PAGE EXTRACT —
## Elementary Statistics in numpy
### Order statistics
**Function**   |       **Action/Result**
-----------------   | -----------------
ptp( a, axis=None, ...)   |Range of values (maximum - minimum) along an axis.  
percentile( a, q, axis=None, ..., method='linear', keepdims=False)  |Compute the q-th percentile of the data along the specified axis.
quantile( a, q, axis=None, ..., method='linear', keepdims=False)   |Compute the q-th quantile of the data along the specified axis.

**keepdims:** bool, optional --
If this is set to True, the axes which are reduced are left in the result as dimensions with size one. With this option, the result will broadcast correctly against the input array.

### Averages and variances
**Function**   |       **Action/Result**
-----------------   | -----------------
median( a, axis=None, ..., keepdims=False)       |       Compute the median along the specified axis.
average( a, axis=None, weights=None, ..., keepdims=False)         |       Compute the weighted average along the specified axis.
mean( a, axis=None, ..., keepdims=False, where)            |       Compute the arithmetic mean along the specified axis.
std( a, axis=None, ..., ddof, keepdims=False, where)       |       Compute the standard deviation along the specified axis.
var( a, axis=None, ..., ddof, keepdims=False, where)       |       Compute the variance along the specified axis.

**median:** Given a vector $V$ of length $N$, the median of $V$ is the middle value of a sorted copy of $V, V_{sorted}$ - i e., $V_{sorted}\left[\frac{N-1}{2}\right]$, when $N$ is odd, and the average of the two middle values of $V_{sorted}$ when $N$ is even.

**avg = sum(a * weights) / sum(weights)**  

**where:** array_like of bool, optional -- 
Elements to include in the mean.

TASKS TO PERFORM —
A. In the numpy statistics page, swap "broadcast" for "align" and write out everything from "quantile( a, q, axis=None, ..., method='linear', keepdims=False)" down to "median along the specified axis.".
B. According to the numpy statistics page, what does the ptp function compute?

DATA EXCERPTS —

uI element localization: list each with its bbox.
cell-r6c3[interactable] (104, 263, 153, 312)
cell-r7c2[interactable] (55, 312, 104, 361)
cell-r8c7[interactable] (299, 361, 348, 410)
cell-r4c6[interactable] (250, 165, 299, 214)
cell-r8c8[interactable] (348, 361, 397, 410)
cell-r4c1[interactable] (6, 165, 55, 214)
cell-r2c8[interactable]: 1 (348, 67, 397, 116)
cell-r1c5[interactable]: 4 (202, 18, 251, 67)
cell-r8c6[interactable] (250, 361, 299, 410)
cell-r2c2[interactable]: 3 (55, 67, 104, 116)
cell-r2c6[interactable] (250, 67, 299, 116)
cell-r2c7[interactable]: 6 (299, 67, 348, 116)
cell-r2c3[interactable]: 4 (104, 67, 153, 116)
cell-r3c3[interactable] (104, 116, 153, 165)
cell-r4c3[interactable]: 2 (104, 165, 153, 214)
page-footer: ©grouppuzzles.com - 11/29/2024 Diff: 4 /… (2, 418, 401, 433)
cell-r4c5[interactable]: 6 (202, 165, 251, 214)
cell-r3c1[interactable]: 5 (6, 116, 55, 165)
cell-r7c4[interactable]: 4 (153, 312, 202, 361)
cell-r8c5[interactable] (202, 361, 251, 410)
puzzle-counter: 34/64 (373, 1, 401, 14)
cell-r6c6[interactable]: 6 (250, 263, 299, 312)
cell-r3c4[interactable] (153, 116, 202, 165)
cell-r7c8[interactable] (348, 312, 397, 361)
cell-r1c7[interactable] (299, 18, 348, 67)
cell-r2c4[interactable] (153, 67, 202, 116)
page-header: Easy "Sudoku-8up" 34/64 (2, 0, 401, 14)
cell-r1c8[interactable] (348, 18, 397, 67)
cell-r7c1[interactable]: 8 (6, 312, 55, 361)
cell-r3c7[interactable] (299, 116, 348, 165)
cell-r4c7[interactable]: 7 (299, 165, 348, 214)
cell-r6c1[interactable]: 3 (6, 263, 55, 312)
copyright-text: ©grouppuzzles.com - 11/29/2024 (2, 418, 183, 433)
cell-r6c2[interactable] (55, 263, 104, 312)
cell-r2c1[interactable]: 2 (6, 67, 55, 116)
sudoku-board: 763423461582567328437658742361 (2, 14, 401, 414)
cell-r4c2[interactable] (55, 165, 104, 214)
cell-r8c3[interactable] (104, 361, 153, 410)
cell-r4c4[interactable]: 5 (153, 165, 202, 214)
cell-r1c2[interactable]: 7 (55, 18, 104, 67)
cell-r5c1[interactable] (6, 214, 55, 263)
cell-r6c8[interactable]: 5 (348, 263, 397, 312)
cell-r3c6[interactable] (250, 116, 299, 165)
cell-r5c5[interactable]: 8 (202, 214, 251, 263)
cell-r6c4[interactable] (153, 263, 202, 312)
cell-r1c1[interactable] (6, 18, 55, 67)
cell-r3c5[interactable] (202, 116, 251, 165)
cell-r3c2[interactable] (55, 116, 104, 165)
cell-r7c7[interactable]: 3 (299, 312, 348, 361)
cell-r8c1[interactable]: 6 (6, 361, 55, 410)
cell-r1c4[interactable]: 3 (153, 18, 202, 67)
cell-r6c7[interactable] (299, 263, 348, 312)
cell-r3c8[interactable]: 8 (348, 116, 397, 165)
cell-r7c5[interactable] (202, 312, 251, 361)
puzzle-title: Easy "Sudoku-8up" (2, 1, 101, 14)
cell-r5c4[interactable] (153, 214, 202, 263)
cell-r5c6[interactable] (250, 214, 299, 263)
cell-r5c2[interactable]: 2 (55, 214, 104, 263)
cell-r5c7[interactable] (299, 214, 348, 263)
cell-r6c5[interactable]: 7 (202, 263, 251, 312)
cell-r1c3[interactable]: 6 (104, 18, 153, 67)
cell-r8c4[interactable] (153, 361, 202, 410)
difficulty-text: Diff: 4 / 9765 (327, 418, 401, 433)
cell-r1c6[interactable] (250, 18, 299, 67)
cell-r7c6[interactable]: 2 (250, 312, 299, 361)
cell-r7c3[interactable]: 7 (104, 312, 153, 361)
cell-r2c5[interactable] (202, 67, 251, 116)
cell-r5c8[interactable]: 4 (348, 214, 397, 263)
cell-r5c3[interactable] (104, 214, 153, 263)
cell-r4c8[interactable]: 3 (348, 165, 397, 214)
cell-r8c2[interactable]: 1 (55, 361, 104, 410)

PER-TASK OUTPUTS —
A.
quantile( a, q, axis=None, ..., method='linear', keepdims=False)   |Compute the q-th quantile of the data along the specified axis.

**keepdims:** bool, optional --
If this is set to True, the axes which are reduced are left in the result as dimensions with size one. With this option, the result will align correctly against the input array.

### Averages and variances
**Function**   |       **Action/Result**
-----------------   | -----------------
median( a, axis=None, ..., keepdims=False)       |       Compute the median along the specified axis.

B. The range of values (maximum minus minimum) along an axis.